-- Start MATERIALS PROVIDED --
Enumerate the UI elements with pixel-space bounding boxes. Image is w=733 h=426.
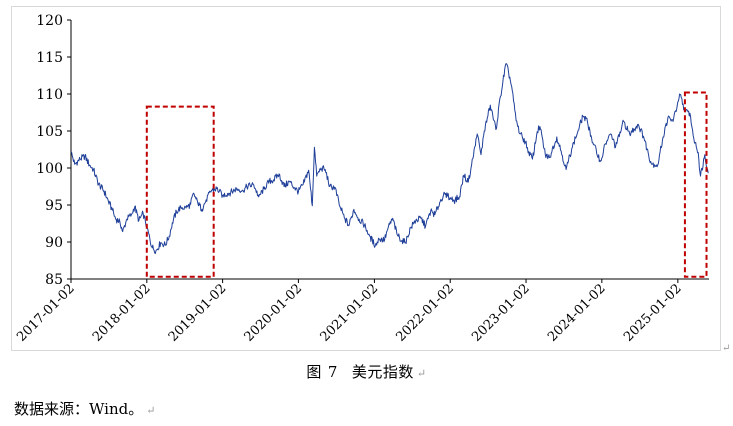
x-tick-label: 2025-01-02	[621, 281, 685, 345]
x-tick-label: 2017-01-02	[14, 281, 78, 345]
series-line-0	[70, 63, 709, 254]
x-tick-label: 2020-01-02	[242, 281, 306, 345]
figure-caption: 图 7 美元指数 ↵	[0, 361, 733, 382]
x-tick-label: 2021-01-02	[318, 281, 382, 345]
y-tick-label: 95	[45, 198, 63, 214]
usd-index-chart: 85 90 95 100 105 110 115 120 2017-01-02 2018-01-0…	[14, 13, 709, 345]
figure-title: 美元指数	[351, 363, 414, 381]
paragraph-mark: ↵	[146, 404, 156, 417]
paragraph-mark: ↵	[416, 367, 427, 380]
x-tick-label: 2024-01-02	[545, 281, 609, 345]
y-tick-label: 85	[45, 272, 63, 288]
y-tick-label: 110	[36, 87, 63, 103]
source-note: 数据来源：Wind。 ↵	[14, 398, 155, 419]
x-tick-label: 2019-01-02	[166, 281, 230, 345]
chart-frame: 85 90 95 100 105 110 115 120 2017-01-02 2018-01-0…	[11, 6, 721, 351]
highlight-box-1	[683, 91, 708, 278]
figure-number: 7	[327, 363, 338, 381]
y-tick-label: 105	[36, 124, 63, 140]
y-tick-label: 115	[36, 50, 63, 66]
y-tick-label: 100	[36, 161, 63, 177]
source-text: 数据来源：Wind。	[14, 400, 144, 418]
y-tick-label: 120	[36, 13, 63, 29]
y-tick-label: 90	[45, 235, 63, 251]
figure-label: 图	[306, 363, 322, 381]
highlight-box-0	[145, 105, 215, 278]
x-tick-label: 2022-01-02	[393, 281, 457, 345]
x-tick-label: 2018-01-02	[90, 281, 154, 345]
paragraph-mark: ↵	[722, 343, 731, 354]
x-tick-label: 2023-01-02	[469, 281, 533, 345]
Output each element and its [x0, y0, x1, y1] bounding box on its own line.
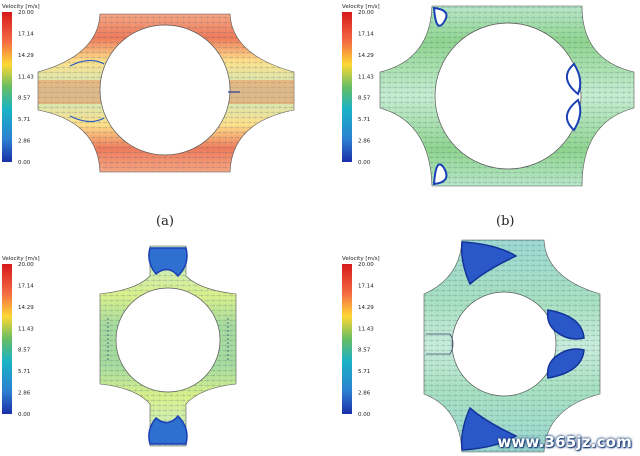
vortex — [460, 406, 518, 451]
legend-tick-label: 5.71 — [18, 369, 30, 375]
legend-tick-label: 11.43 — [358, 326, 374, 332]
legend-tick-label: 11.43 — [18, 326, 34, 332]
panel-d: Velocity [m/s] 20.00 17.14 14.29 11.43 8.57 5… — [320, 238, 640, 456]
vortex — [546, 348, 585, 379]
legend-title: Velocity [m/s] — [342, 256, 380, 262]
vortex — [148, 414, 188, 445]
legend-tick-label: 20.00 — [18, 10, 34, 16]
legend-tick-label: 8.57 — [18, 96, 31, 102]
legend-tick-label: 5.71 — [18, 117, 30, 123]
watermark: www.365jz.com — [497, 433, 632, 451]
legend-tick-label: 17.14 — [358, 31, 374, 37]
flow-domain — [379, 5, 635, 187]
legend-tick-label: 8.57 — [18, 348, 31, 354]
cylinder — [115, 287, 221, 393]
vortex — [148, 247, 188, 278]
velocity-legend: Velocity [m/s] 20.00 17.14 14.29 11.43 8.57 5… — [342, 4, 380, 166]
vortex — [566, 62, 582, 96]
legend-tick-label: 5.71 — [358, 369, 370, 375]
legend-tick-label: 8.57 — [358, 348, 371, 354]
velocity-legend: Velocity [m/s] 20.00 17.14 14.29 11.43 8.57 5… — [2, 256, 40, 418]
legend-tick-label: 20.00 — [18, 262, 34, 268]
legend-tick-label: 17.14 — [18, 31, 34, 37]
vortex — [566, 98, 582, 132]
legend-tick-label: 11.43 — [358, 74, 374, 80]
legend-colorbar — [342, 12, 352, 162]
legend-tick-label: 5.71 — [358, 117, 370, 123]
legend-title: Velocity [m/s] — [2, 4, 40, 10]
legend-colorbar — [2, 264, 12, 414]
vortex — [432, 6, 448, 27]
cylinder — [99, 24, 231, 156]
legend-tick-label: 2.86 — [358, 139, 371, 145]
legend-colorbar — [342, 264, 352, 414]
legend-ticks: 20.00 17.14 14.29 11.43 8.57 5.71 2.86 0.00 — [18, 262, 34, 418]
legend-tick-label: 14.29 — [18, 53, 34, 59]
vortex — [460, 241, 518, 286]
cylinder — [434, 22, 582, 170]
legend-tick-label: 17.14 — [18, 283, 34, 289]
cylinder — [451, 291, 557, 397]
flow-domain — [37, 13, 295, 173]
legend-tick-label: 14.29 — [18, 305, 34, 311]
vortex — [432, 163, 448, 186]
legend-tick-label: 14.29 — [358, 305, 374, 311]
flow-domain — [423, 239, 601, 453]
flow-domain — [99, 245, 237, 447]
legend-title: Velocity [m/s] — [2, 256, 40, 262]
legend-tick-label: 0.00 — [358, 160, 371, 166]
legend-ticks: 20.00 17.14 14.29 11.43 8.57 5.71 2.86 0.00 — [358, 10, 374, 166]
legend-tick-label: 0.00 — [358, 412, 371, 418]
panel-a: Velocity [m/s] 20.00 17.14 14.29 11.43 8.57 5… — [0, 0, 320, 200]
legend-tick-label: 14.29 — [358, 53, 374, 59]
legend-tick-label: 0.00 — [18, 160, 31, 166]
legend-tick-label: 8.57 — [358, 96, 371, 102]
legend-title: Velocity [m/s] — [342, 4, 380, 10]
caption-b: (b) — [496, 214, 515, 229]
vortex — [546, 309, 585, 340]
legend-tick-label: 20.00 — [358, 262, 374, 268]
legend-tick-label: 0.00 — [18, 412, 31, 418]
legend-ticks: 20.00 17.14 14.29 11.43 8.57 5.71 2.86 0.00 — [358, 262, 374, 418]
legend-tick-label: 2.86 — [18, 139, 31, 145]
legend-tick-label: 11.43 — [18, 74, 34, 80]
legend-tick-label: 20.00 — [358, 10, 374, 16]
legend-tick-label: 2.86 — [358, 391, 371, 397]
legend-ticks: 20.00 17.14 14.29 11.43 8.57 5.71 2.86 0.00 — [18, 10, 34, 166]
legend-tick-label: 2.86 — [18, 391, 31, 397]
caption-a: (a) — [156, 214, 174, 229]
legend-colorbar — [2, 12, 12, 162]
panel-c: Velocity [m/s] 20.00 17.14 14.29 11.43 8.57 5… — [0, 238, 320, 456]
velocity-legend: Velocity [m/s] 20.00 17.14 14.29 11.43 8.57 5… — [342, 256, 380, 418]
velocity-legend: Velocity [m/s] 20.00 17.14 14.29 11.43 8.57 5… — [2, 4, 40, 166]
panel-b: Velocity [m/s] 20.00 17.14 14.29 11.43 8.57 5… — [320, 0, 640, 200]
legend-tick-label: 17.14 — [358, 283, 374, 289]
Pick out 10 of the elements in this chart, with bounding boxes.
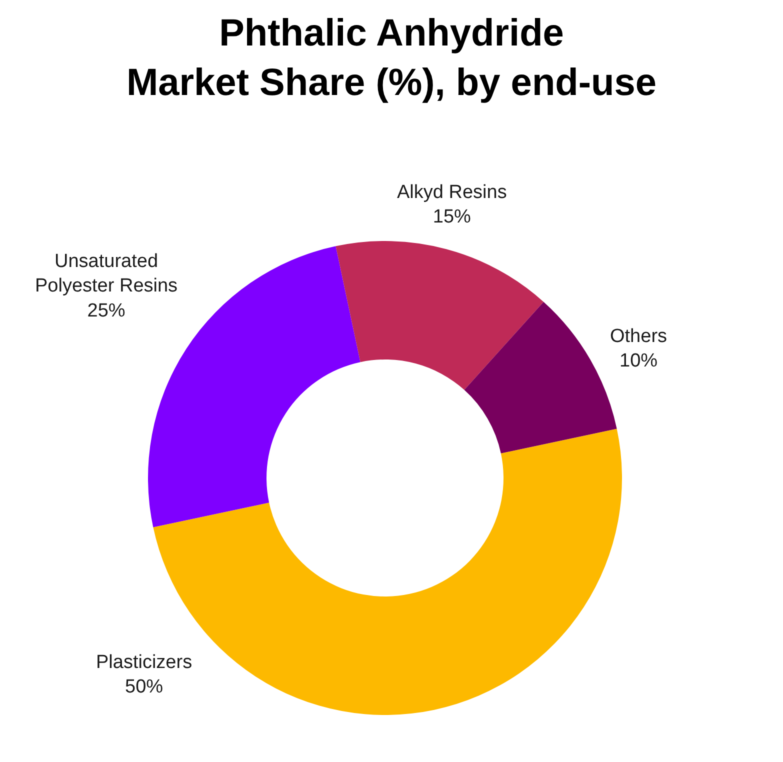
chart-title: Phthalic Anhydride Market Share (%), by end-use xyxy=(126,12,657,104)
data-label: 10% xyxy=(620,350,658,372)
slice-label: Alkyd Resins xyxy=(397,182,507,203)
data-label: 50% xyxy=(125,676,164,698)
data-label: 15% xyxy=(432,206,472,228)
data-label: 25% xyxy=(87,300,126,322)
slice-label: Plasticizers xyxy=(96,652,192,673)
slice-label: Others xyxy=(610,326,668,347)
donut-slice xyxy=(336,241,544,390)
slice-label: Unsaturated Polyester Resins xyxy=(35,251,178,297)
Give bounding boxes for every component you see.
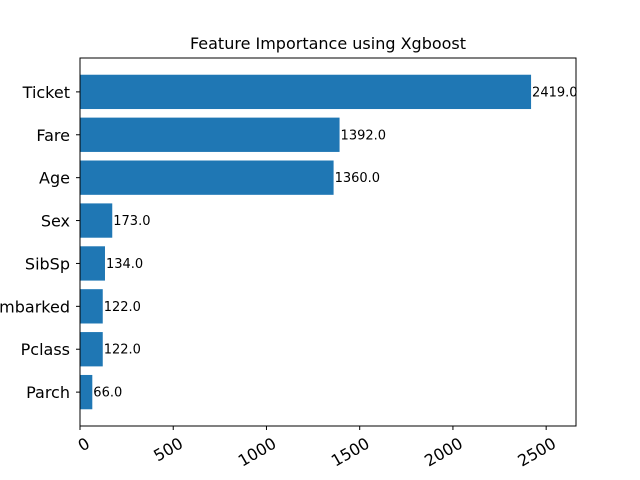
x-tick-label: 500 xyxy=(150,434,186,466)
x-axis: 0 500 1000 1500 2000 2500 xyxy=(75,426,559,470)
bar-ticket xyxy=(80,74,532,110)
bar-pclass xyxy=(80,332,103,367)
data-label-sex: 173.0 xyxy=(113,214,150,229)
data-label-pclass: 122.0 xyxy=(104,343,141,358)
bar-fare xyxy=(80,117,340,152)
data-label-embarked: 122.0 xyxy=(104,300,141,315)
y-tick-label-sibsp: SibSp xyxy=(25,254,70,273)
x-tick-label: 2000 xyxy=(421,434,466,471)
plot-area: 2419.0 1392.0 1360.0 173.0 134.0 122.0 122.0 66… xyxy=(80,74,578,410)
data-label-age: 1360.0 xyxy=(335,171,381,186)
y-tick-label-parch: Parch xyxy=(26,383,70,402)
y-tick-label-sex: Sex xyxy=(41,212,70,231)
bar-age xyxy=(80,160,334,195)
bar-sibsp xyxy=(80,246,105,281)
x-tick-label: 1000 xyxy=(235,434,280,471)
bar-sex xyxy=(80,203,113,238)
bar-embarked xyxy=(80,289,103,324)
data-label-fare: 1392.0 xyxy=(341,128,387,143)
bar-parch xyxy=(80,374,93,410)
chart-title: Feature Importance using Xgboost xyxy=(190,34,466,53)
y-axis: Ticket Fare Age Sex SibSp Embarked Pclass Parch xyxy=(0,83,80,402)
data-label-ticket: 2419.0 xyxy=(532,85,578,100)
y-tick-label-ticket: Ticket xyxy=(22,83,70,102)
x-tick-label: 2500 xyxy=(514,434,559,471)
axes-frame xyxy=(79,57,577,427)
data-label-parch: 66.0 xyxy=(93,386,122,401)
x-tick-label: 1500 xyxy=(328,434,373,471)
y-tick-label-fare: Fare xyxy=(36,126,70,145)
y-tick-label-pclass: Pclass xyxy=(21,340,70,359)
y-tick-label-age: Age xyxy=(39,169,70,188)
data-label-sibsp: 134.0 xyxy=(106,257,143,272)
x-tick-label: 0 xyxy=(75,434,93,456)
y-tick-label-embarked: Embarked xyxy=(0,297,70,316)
-- End MATERIALS PROVIDED --
PROBLEM DETAILS: Output every line of the entries, starting with the line that contains "x-tick-label: 500 xyxy=(150,434,186,466)" and continuing through the final line of the entries, both ends included. Present them as a Markdown table with the columns Row and Line, numbering each row and skipping blank lines.

EXERCISE SOLUTION:
| Row | Line |
|---|---|
| 1 | x-tick-label: 500 xyxy=(150,434,186,466) |
| 2 | x-axis: 0 500 1000 1500 2000 2500 xyxy=(75,426,559,470) |
| 3 | bar-ticket xyxy=(80,74,532,110) |
| 4 | bar-pclass xyxy=(80,332,103,367) |
| 5 | data-label-sex: 173.0 xyxy=(113,214,150,229) |
| 6 | data-label-pclass: 122.0 xyxy=(104,343,141,358) |
| 7 | bar-fare xyxy=(80,117,340,152) |
| 8 | data-label-embarked: 122.0 xyxy=(104,300,141,315) |
| 9 | y-tick-label-sibsp: SibSp xyxy=(25,254,70,273) |
| 10 | x-tick-label: 2000 xyxy=(421,434,466,471) |
| 11 | plot-area: 2419.0 1392.0 1360.0 173.0 134.0 122.0 122.0 66… xyxy=(80,74,578,410) |
| 12 | data-label-age: 1360.0 xyxy=(335,171,381,186) |
| 13 | y-tick-label-parch: Parch xyxy=(26,383,70,402) |
| 14 | y-tick-label-sex: Sex xyxy=(41,212,70,231) |
| 15 | bar-age xyxy=(80,160,334,195) |
| 16 | bar-sibsp xyxy=(80,246,105,281) |
| 17 | x-tick-label: 1000 xyxy=(235,434,280,471) |
| 18 | bar-sex xyxy=(80,203,113,238) |
| 19 | bar-embarked xyxy=(80,289,103,324) |
| 20 | data-label-fare: 1392.0 xyxy=(341,128,387,143) |
| 21 | bar-parch xyxy=(80,374,93,410) |
| 22 | chart-title: Feature Importance using Xgboost xyxy=(190,34,466,53) |
| 23 | y-axis: Ticket Fare Age Sex SibSp Embarked Pclass Parch xyxy=(0,83,80,402) |
| 24 | data-label-ticket: 2419.0 xyxy=(532,85,578,100) |
| 25 | y-tick-label-ticket: Ticket xyxy=(22,83,70,102) |
| 26 | x-tick-label: 2500 xyxy=(514,434,559,471) |
| 27 | axes-frame xyxy=(79,57,577,427) |
| 28 | data-label-parch: 66.0 xyxy=(93,386,122,401) |
| 29 | x-tick-label: 1500 xyxy=(328,434,373,471) |
| 30 | y-tick-label-fare: Fare xyxy=(36,126,70,145) |
| 31 | y-tick-label-pclass: Pclass xyxy=(21,340,70,359) |
| 32 | y-tick-label-age: Age xyxy=(39,169,70,188) |
| 33 | data-label-sibsp: 134.0 xyxy=(106,257,143,272) |
| 34 | x-tick-label: 0 xyxy=(75,434,93,456) |
| 35 | y-tick-label-embarked: Embarked xyxy=(0,297,70,316) |